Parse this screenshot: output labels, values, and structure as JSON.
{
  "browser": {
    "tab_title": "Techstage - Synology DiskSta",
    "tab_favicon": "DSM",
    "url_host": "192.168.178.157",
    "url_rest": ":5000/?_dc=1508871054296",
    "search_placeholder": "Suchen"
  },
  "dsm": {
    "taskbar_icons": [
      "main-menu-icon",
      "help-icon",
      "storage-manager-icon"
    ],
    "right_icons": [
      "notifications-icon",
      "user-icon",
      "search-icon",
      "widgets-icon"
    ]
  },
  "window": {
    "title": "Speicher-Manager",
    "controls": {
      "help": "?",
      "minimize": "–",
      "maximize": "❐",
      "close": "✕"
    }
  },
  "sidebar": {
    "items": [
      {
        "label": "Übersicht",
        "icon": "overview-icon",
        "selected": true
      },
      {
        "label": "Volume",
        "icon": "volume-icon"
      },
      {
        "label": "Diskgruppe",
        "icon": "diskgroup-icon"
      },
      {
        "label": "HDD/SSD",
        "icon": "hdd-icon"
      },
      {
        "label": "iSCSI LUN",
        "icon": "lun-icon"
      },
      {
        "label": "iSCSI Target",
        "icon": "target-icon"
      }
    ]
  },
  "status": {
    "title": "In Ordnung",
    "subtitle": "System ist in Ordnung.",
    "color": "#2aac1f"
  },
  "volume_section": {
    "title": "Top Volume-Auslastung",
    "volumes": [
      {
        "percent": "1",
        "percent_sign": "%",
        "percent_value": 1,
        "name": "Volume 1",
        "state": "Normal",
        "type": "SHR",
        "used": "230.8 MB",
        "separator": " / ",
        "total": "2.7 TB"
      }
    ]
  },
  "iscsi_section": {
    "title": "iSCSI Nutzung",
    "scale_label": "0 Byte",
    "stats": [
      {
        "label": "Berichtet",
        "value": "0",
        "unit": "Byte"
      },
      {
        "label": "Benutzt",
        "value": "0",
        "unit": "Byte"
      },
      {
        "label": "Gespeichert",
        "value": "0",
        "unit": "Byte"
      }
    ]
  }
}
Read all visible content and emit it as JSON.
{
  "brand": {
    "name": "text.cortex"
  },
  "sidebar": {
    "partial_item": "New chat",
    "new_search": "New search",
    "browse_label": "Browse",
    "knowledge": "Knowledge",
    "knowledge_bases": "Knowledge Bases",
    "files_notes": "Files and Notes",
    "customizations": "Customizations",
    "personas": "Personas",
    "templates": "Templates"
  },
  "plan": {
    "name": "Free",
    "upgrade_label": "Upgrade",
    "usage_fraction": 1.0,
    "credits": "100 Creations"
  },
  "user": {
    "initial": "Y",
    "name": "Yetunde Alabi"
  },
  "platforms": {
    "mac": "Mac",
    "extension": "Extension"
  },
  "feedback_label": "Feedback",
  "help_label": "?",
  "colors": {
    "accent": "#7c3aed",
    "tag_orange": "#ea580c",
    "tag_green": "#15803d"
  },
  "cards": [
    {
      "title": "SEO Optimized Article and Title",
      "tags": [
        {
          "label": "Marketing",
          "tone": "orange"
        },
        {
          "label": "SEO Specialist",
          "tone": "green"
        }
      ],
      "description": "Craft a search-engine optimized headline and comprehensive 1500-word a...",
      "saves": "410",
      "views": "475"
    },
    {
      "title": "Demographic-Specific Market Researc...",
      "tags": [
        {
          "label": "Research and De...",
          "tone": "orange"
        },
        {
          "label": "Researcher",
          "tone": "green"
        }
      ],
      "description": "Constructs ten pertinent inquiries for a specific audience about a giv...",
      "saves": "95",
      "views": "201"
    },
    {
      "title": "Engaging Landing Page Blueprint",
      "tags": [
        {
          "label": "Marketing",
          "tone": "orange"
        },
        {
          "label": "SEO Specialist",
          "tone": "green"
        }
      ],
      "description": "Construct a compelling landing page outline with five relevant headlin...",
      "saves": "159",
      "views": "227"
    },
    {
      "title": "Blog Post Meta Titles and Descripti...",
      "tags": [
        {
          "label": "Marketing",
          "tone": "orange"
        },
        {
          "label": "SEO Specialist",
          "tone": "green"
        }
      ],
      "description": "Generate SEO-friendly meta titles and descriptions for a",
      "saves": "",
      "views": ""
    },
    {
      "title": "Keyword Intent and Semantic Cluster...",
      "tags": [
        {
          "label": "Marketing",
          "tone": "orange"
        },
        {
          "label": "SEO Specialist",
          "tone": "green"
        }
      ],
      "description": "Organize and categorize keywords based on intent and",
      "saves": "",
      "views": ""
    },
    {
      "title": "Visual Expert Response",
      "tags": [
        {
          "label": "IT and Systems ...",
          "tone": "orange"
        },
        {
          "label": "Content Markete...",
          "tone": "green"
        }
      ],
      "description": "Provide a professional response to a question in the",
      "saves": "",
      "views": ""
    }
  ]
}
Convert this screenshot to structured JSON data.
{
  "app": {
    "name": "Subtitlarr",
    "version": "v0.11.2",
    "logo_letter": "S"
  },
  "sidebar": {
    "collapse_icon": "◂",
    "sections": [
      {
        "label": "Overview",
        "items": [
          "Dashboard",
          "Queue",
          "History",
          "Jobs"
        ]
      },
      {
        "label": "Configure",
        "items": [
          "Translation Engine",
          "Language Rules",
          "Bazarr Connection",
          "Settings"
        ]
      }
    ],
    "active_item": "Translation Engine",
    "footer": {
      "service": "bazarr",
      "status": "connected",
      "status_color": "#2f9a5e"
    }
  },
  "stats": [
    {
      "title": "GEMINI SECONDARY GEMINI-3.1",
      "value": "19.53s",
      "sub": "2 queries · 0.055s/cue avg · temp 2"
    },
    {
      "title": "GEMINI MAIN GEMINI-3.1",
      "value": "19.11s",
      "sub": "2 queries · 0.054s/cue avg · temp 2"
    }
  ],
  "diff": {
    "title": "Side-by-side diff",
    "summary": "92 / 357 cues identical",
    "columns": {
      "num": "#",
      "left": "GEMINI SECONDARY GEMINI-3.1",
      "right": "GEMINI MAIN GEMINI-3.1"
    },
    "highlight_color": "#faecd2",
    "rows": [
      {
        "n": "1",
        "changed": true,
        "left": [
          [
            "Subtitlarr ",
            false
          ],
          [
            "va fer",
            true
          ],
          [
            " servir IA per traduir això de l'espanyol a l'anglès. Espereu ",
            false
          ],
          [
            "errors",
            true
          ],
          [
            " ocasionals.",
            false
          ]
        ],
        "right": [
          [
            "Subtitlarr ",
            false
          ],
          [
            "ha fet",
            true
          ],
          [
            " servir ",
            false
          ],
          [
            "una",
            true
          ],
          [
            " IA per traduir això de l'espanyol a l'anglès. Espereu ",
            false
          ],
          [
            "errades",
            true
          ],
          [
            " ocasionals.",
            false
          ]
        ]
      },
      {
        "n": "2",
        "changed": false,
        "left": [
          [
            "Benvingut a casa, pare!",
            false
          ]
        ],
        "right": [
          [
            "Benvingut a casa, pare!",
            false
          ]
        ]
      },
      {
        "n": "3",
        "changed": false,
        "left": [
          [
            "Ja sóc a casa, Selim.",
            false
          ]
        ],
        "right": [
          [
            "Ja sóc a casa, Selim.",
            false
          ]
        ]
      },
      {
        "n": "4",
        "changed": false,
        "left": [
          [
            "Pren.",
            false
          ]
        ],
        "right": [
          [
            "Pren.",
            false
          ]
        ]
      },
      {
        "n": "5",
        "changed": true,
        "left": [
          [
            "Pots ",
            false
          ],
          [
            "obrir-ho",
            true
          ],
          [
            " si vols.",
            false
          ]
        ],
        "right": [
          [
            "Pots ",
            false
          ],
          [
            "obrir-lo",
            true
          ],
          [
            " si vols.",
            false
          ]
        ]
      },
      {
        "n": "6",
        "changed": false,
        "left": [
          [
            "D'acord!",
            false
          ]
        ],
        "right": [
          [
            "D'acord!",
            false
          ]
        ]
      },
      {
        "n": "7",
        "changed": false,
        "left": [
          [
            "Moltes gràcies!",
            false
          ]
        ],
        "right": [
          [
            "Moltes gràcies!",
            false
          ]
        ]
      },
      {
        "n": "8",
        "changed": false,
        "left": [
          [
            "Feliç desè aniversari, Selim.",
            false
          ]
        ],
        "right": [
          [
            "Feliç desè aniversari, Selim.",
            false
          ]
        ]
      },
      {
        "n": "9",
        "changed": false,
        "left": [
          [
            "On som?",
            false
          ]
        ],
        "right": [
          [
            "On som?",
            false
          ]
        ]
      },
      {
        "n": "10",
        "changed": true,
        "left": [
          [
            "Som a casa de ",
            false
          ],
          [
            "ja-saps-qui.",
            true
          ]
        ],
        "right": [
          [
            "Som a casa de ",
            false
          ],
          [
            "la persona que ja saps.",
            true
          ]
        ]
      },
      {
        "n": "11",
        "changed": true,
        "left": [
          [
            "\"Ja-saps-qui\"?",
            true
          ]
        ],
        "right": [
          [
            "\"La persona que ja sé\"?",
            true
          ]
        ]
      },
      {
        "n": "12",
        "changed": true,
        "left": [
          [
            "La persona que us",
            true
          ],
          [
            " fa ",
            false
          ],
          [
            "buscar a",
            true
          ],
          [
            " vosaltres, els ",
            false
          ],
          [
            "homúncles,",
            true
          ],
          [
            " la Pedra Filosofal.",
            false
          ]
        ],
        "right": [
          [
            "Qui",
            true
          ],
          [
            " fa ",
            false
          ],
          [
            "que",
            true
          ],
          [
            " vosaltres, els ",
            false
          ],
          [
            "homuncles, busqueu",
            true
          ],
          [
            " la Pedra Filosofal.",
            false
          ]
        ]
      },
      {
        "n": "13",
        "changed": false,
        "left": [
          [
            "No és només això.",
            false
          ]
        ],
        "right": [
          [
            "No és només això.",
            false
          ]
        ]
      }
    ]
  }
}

# [Given task]
Go through the data and count each line that has the word "traduir", then give the total alone.

# [Result for this exercise]
2